• WHAT NEEDS TO BE DONE: All of the data must be printed exactly; please include every line.

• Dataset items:

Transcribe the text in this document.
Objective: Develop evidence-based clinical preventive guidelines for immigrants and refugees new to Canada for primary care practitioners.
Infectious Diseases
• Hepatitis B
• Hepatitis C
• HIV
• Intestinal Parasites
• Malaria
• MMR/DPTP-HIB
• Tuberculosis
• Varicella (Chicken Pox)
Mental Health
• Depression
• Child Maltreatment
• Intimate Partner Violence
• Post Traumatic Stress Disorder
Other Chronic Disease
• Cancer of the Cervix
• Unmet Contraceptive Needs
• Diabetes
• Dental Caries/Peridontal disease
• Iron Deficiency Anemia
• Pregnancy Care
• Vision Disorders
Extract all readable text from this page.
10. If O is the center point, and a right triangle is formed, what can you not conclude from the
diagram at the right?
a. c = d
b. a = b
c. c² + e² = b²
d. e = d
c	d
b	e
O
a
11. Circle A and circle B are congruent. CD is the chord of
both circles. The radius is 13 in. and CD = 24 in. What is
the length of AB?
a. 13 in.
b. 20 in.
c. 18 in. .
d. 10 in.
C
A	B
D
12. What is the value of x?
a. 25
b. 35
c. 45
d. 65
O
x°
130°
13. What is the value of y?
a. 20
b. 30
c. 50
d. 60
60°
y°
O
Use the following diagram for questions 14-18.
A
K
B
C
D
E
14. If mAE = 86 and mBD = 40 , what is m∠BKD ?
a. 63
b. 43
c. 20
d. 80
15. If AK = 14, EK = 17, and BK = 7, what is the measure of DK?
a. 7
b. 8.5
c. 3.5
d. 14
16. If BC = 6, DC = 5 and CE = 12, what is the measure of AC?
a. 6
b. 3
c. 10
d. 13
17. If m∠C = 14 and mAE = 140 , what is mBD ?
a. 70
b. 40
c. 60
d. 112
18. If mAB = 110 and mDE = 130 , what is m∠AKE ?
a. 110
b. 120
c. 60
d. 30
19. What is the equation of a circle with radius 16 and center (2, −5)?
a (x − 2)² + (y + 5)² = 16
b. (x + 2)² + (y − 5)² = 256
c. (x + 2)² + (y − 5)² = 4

• THE OUTPUT:
Transcribe the text in this document.
Objective: Develop evidence-based clinical preventive guidelines for immigrants and refugees new to Canada for primary care practitioners.
Infectious Diseases
• Hepatitis B
• Hepatitis C
• HIV
• Intestinal Parasites
• Malaria
• MMR/DPTP-HIB
• Tuberculosis
• Varicella (Chicken Pox)
Mental Health
• Depression
• Child Maltreatment
• Intimate Partner Violence
• Post Traumatic Stress Disorder
Other Chronic Disease
• Cancer of the Cervix
• Unmet Contraceptive Needs
• Diabetes
• Dental Caries/Peridontal disease
• Iron Deficiency Anemia
• Pregnancy Care
• Vision Disorders
Extract all readable text from this page.
10. If O is the center point, and a right triangle is formed, what can you not conclude from the
diagram at the right?
a. c = d
b. a = b
c. c² + e² = b²
d. e = d
c	d
b	e
O
a
11. Circle A and circle B are congruent. CD is the chord of
both circles. The radius is 13 in. and CD = 24 in. What is
the length of AB?
a. 13 in.
b. 20 in.
c. 18 in. .
d. 10 in.
C
A	B
D
12. What is the value of x?
a. 25
b. 35
c. 45
d. 65
O
x°
130°
13. What is the value of y?
a. 20
b. 30
c. 50
d. 60
60°
y°
O
Use the following diagram for questions 14-18.
A
K
B
C
D
E
14. If mAE = 86 and mBD = 40 , what is m∠BKD ?
a. 63
b. 43
c. 20
d. 80
15. If AK = 14, EK = 17, and BK = 7, what is the measure of DK?
a. 7
b. 8.5
c. 3.5
d. 14
16. If BC = 6, DC = 5 and CE = 12, what is the measure of AC?
a. 6
b. 3
c. 10
d. 13
17. If m∠C = 14 and mAE = 140 , what is mBD ?
a. 70
b. 40
c. 60
d. 112
18. If mAB = 110 and mDE = 130 , what is m∠AKE ?
a. 110
b. 120
c. 60
d. 30
19. What is the equation of a circle with radius 16 and center (2, −5)?
a (x − 2)² + (y + 5)² = 16
b. (x + 2)² + (y − 5)² = 256
c. (x + 2)² + (y − 5)² = 4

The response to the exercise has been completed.